→ Stated goal
Below are some records; work out how many of their lines contain "Insights" and give the number only.

→ Records shown

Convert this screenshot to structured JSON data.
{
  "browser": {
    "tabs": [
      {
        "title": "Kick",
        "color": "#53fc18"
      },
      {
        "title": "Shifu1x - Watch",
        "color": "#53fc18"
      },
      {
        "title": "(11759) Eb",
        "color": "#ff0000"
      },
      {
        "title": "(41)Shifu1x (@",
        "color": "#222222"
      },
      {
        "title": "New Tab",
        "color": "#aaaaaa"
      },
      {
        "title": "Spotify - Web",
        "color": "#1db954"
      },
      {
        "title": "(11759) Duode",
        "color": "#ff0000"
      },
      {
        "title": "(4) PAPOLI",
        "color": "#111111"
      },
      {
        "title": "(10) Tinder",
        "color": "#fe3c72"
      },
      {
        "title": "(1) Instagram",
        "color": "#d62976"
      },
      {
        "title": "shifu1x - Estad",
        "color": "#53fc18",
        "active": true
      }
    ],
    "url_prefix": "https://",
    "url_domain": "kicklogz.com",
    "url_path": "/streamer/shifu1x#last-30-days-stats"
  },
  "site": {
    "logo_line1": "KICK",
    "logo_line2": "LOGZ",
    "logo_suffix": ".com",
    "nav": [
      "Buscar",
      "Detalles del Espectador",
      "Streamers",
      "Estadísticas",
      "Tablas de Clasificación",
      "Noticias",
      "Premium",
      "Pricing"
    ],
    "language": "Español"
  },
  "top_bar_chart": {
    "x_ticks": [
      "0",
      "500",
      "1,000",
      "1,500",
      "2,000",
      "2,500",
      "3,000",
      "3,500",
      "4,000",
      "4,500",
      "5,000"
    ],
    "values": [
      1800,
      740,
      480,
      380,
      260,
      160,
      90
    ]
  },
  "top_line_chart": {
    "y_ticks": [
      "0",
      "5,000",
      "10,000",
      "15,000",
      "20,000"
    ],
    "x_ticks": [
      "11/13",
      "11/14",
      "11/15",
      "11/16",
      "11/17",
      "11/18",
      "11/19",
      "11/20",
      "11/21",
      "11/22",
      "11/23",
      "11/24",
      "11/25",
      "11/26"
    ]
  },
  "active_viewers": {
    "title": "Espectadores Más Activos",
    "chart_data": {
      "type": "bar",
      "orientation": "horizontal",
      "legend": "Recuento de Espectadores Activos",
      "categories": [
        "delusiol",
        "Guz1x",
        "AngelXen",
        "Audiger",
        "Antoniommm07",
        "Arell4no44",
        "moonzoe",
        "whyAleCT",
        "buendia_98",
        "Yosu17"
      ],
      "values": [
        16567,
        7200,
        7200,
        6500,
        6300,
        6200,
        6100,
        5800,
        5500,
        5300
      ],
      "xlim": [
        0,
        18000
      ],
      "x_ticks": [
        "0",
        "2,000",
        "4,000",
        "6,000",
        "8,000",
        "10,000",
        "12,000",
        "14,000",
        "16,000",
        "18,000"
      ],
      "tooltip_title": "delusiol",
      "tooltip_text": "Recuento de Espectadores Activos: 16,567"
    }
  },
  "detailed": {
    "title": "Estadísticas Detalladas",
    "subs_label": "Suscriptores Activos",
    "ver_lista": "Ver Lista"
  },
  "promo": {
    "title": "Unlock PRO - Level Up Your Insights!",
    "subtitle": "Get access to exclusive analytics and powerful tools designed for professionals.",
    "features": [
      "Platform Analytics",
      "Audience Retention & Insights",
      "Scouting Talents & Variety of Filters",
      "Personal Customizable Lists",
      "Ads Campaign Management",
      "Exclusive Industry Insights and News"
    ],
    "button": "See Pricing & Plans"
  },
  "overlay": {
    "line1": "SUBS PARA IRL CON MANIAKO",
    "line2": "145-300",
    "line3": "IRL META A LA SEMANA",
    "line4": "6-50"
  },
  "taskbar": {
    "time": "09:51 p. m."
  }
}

→ Answer in full
3